Exercise aim:
Omit the pictures, then write out every entry exactly as it reads.
[start of Information provided]
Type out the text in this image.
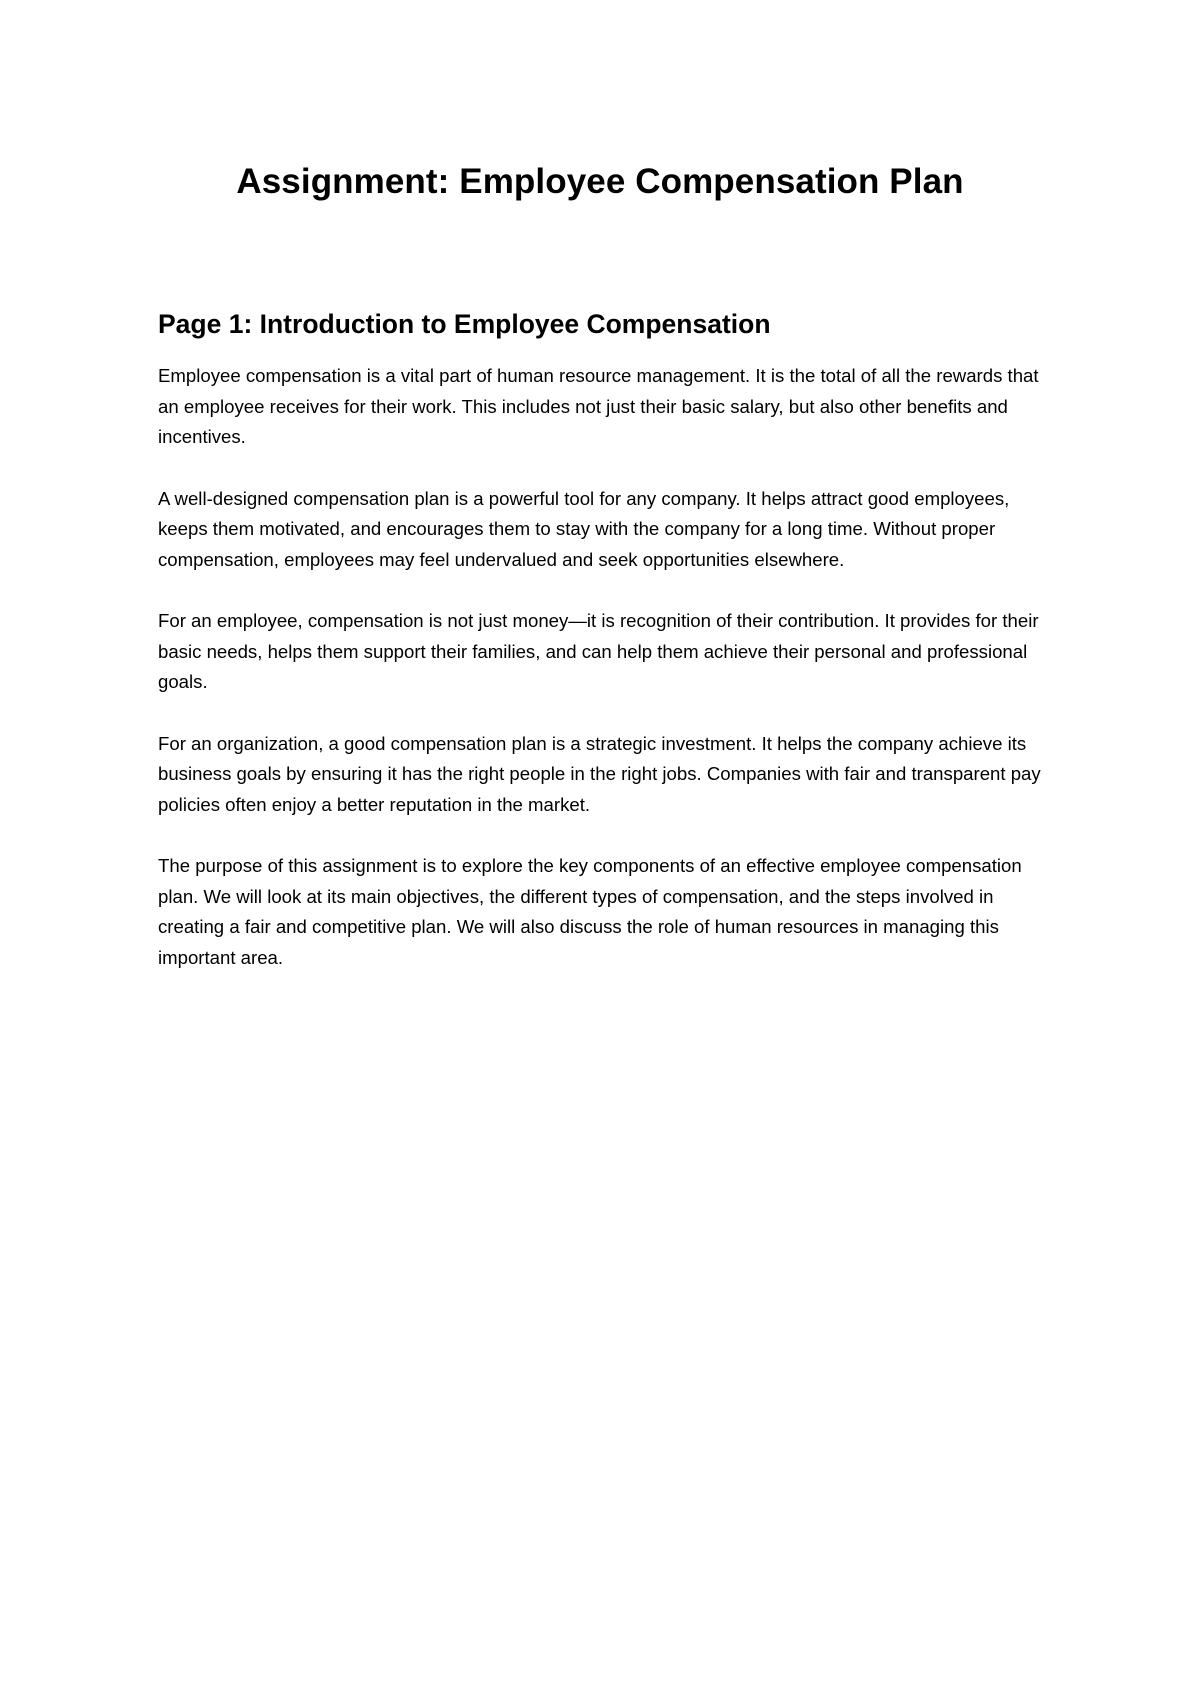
Assignment: Employee Compensation Plan
Page 1: Introduction to Employee Compensation

Employee compensation is a vital part of human resource management. It is the total of all the rewards that an employee receives for their work. This includes not just their basic salary, but also other benefits and incentives.

A well-designed compensation plan is a powerful tool for any company. It helps attract good employees, keeps them motivated, and encourages them to stay with the company for a long time. Without proper compensation, employees may feel undervalued and seek opportunities elsewhere.

For an employee, compensation is not just money—it is recognition of their contribution. It provides for their basic needs, helps them support their families, and can help them achieve their personal and professional goals.

For an organization, a good compensation plan is a strategic investment. It helps the company achieve its business goals by ensuring it has the right people in the right jobs. Companies with fair and transparent pay policies often enjoy a better reputation in the market.

The purpose of this assignment is to explore the key components of an effective employee compensation plan. We will look at its main objectives, the different types of compensation, and the steps involved in creating a fair and competitive plan. We will also discuss the role of human resources in managing this important area.
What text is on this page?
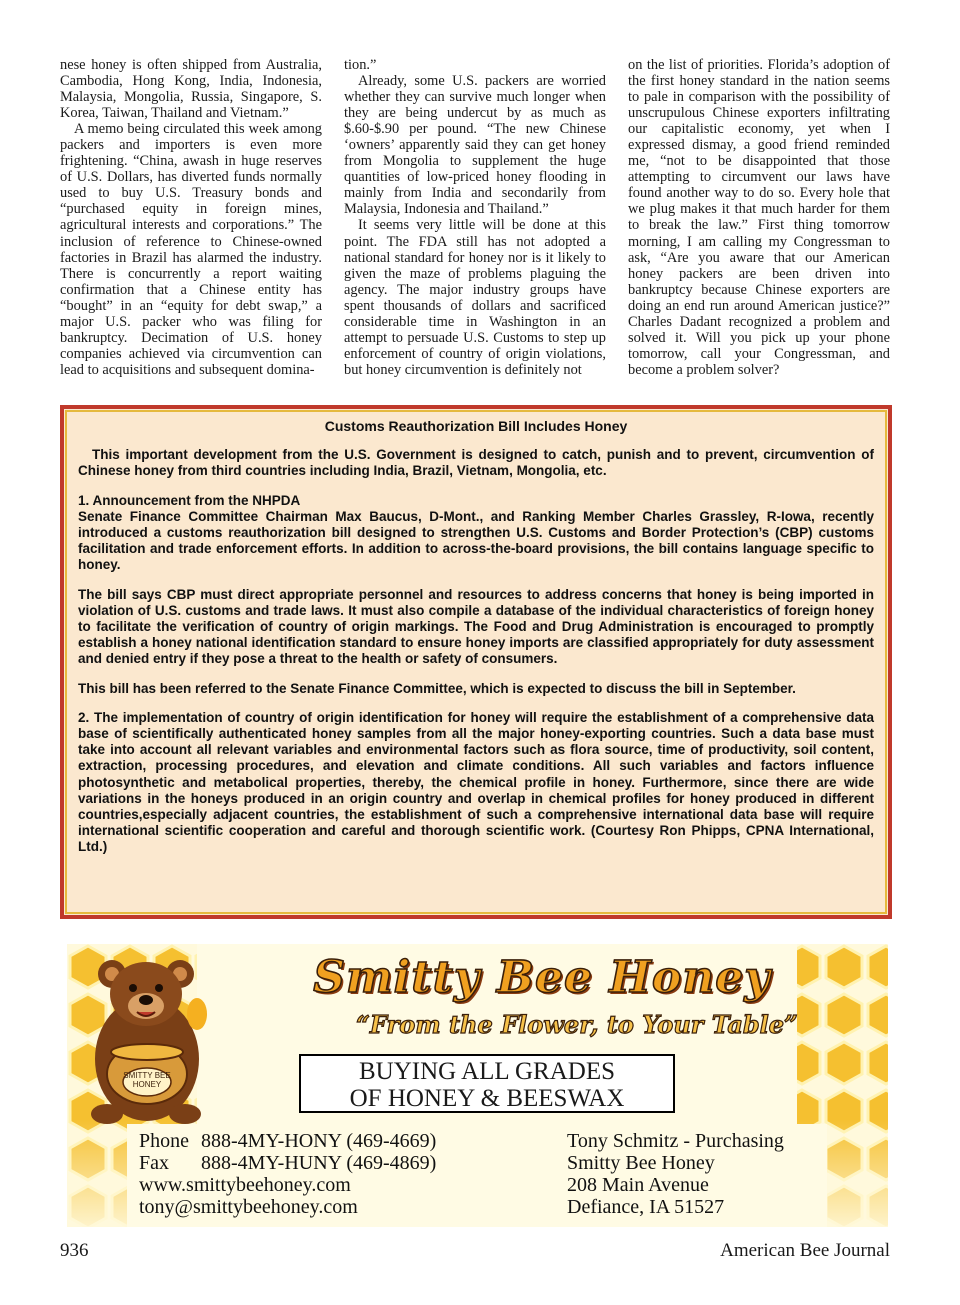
nese honey is often shipped from Australia, Cambodia, Hong Kong, India, Indonesia, Malaysia, Mongolia, Russia, Singapore, S. Korea, Taiwan, Thailand and Vietnam.”

A memo being circulated this week among packers and importers is even more frightening. “China, awash in huge reserves of U.S. Dollars, has diverted funds normally used to buy U.S. Treasury bonds and “purchased equity in foreign mines, agricultural interests and corporations.” The inclusion of reference to Chinese-owned factories in Brazil has alarmed the industry. There is concurrently a report waiting confirmation that a Chinese entity has “bought” in an “equity for debt swap,” a major U.S. packer who was filing for bankruptcy. Decimation of U.S. honey companies achieved via circumvention can lead to acquisitions and subsequent domina-

tion.”

Already, some U.S. packers are worried whether they can survive much longer when they are being undercut by as much as $.60-$.90 per pound. “The new Chinese ‘owners’ apparently said they can get honey from Mongolia to supplement the huge quantities of low-priced honey flooding in mainly from India and secondarily from Malaysia, Indonesia and Thailand.”

It seems very little will be done at this point. The FDA still has not adopted a national standard for honey nor is it likely to given the maze of problems plaguing the agency. The major industry groups have spent thousands of dollars and sacrificed considerable time in Washington in an attempt to persuade U.S. Customs to step up enforcement of country of origin violations, but honey circumvention is definitely not

on the list of priorities. Florida’s adoption of the first honey standard in the nation seems to pale in comparison with the possibility of unscrupulous Chinese exporters infiltrating our capitalistic economy, yet when I expressed dismay, a good friend reminded me, “not to be disappointed that those attempting to circumvent our laws have found another way to do so. Every hole that we plug makes it that much harder for them to break the law.” First thing tomorrow morning, I am calling my Congressman to ask, “Are you aware that our American honey packers are been driven into bankruptcy because Chinese exporters are doing an end run around American justice?” Charles Dadant recognized a problem and solved it. Will you pick up your phone tomorrow, call your Congressman, and become a problem solver?

Customs Reauthorization Bill Includes Honey

This important development from the U.S. Government is designed to catch, punish and to prevent, circumvention of Chinese honey from third countries including India, Brazil, Vietnam, Mongolia, etc.

1. Announcement from the NHPDA
Senate Finance Committee Chairman Max Baucus, D-Mont., and Ranking Member Charles Grassley, R-Iowa, recently introduced a customs reauthorization bill designed to strengthen U.S. Customs and Border Protection’s (CBP) customs facilitation and trade enforcement efforts. In addition to across-the-board provisions, the bill contains language specific to honey.

The bill says CBP must direct appropriate personnel and resources to address concerns that honey is being imported in violation of U.S. customs and trade laws. It must also compile a database of the individual characteristics of foreign honey to facilitate the verification of country of origin markings. The Food and Drug Administration is encouraged to promptly establish a honey national identification standard to ensure honey imports are classified appropriately for duty assessment and denied entry if they pose a threat to the health or safety of consumers.

This bill has been referred to the Senate Finance Committee, which is expected to discuss the bill in September.

2. The implementation of country of origin identification for honey will require the establishment of a comprehensive data base of scientifically authenticated honey samples from all the major honey-exporting countries. Such a data base must take into account all relevant variables and environmental factors such as flora source, time of productivity, soil content, extraction, processing procedures, and elevation and climate conditions. All such variables and factors influence photosynthetic and metabolical properties, thereby, the chemical profile in honey. Furthermore, since there are wide variations in the honeys produced in an origin country and overlap in chemical profiles for honey produced in different countries,especially adjacent countries, the establishment of such a comprehensive international data base will require international scientific cooperation and careful and thorough scientific work. (Courtesy Ron Phipps, CPNA International, Ltd.)

SMITTY BEE
HONEY
Smitty Bee Honey
“From the Flower, to Your Table”
BUYING ALL GRADES
OF HONEY & BEESWAX
Phone 888-4MY-HONY (469-4669)
Fax 888-4MY-HUNY (469-4869)
www.smittybeehoney.com
tony@smittybeehoney.com
Tony Schmitz - Purchasing
Smitty Bee Honey
208 Main Avenue
Defiance, IA 51527
936	American Bee Journal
[end of Information provided]
Task response:
Type out the text in this image.
Assignment: Employee Compensation Plan
Page 1: Introduction to Employee Compensation

Employee compensation is a vital part of human resource management. It is the total of all the rewards that an employee receives for their work. This includes not just their basic salary, but also other benefits and incentives.

A well-designed compensation plan is a powerful tool for any company. It helps attract good employees, keeps them motivated, and encourages them to stay with the company for a long time. Without proper compensation, employees may feel undervalued and seek opportunities elsewhere.

For an employee, compensation is not just money—it is recognition of their contribution. It provides for their basic needs, helps them support their families, and can help them achieve their personal and professional goals.

For an organization, a good compensation plan is a strategic investment. It helps the company achieve its business goals by ensuring it has the right people in the right jobs. Companies with fair and transparent pay policies often enjoy a better reputation in the market.

The purpose of this assignment is to explore the key components of an effective employee compensation plan. We will look at its main objectives, the different types of compensation, and the steps involved in creating a fair and competitive plan. We will also discuss the role of human resources in managing this important area.
What text is on this page?
nese honey is often shipped from Australia, Cambodia, Hong Kong, India, Indonesia, Malaysia, Mongolia, Russia, Singapore, S. Korea, Taiwan, Thailand and Vietnam.”

A memo being circulated this week among packers and importers is even more frightening. “China, awash in huge reserves of U.S. Dollars, has diverted funds normally used to buy U.S. Treasury bonds and “purchased equity in foreign mines, agricultural interests and corporations.” The inclusion of reference to Chinese-owned factories in Brazil has alarmed the industry. There is concurrently a report waiting confirmation that a Chinese entity has “bought” in an “equity for debt swap,” a major U.S. packer who was filing for bankruptcy. Decimation of U.S. honey companies achieved via circumvention can lead to acquisitions and subsequent domina-

tion.”

Already, some U.S. packers are worried whether they can survive much longer when they are being undercut by as much as $.60-$.90 per pound. “The new Chinese ‘owners’ apparently said they can get honey from Mongolia to supplement the huge quantities of low-priced honey flooding in mainly from India and secondarily from Malaysia, Indonesia and Thailand.”

It seems very little will be done at this point. The FDA still has not adopted a national standard for honey nor is it likely to given the maze of problems plaguing the agency. The major industry groups have spent thousands of dollars and sacrificed considerable time in Washington in an attempt to persuade U.S. Customs to step up enforcement of country of origin violations, but honey circumvention is definitely not

on the list of priorities. Florida’s adoption of the first honey standard in the nation seems to pale in comparison with the possibility of unscrupulous Chinese exporters infiltrating our capitalistic economy, yet when I expressed dismay, a good friend reminded me, “not to be disappointed that those attempting to circumvent our laws have found another way to do so. Every hole that we plug makes it that much harder for them to break the law.” First thing tomorrow morning, I am calling my Congressman to ask, “Are you aware that our American honey packers are been driven into bankruptcy because Chinese exporters are doing an end run around American justice?” Charles Dadant recognized a problem and solved it. Will you pick up your phone tomorrow, call your Congressman, and become a problem solver?

Customs Reauthorization Bill Includes Honey

This important development from the U.S. Government is designed to catch, punish and to prevent, circumvention of Chinese honey from third countries including India, Brazil, Vietnam, Mongolia, etc.

1. Announcement from the NHPDA
Senate Finance Committee Chairman Max Baucus, D-Mont., and Ranking Member Charles Grassley, R-Iowa, recently introduced a customs reauthorization bill designed to strengthen U.S. Customs and Border Protection’s (CBP) customs facilitation and trade enforcement efforts. In addition to across-the-board provisions, the bill contains language specific to honey.

The bill says CBP must direct appropriate personnel and resources to address concerns that honey is being imported in violation of U.S. customs and trade laws. It must also compile a database of the individual characteristics of foreign honey to facilitate the verification of country of origin markings. The Food and Drug Administration is encouraged to promptly establish a honey national identification standard to ensure honey imports are classified appropriately for duty assessment and denied entry if they pose a threat to the health or safety of consumers.

This bill has been referred to the Senate Finance Committee, which is expected to discuss the bill in September.

2. The implementation of country of origin identification for honey will require the establishment of a comprehensive data base of scientifically authenticated honey samples from all the major honey-exporting countries. Such a data base must take into account all relevant variables and environmental factors such as flora source, time of productivity, soil content, extraction, processing procedures, and elevation and climate conditions. All such variables and factors influence photosynthetic and metabolical properties, thereby, the chemical profile in honey. Furthermore, since there are wide variations in the honeys produced in an origin country and overlap in chemical profiles for honey produced in different countries,especially adjacent countries, the establishment of such a comprehensive international data base will require international scientific cooperation and careful and thorough scientific work. (Courtesy Ron Phipps, CPNA International, Ltd.)

SMITTY BEE
HONEY
Smitty Bee Honey
“From the Flower, to Your Table”
BUYING ALL GRADES
OF HONEY & BEESWAX
Phone 888-4MY-HONY (469-4669)
Fax 888-4MY-HUNY (469-4869)
www.smittybeehoney.com
tony@smittybeehoney.com
Tony Schmitz - Purchasing
Smitty Bee Honey
208 Main Avenue
Defiance, IA 51527
936	American Bee Journal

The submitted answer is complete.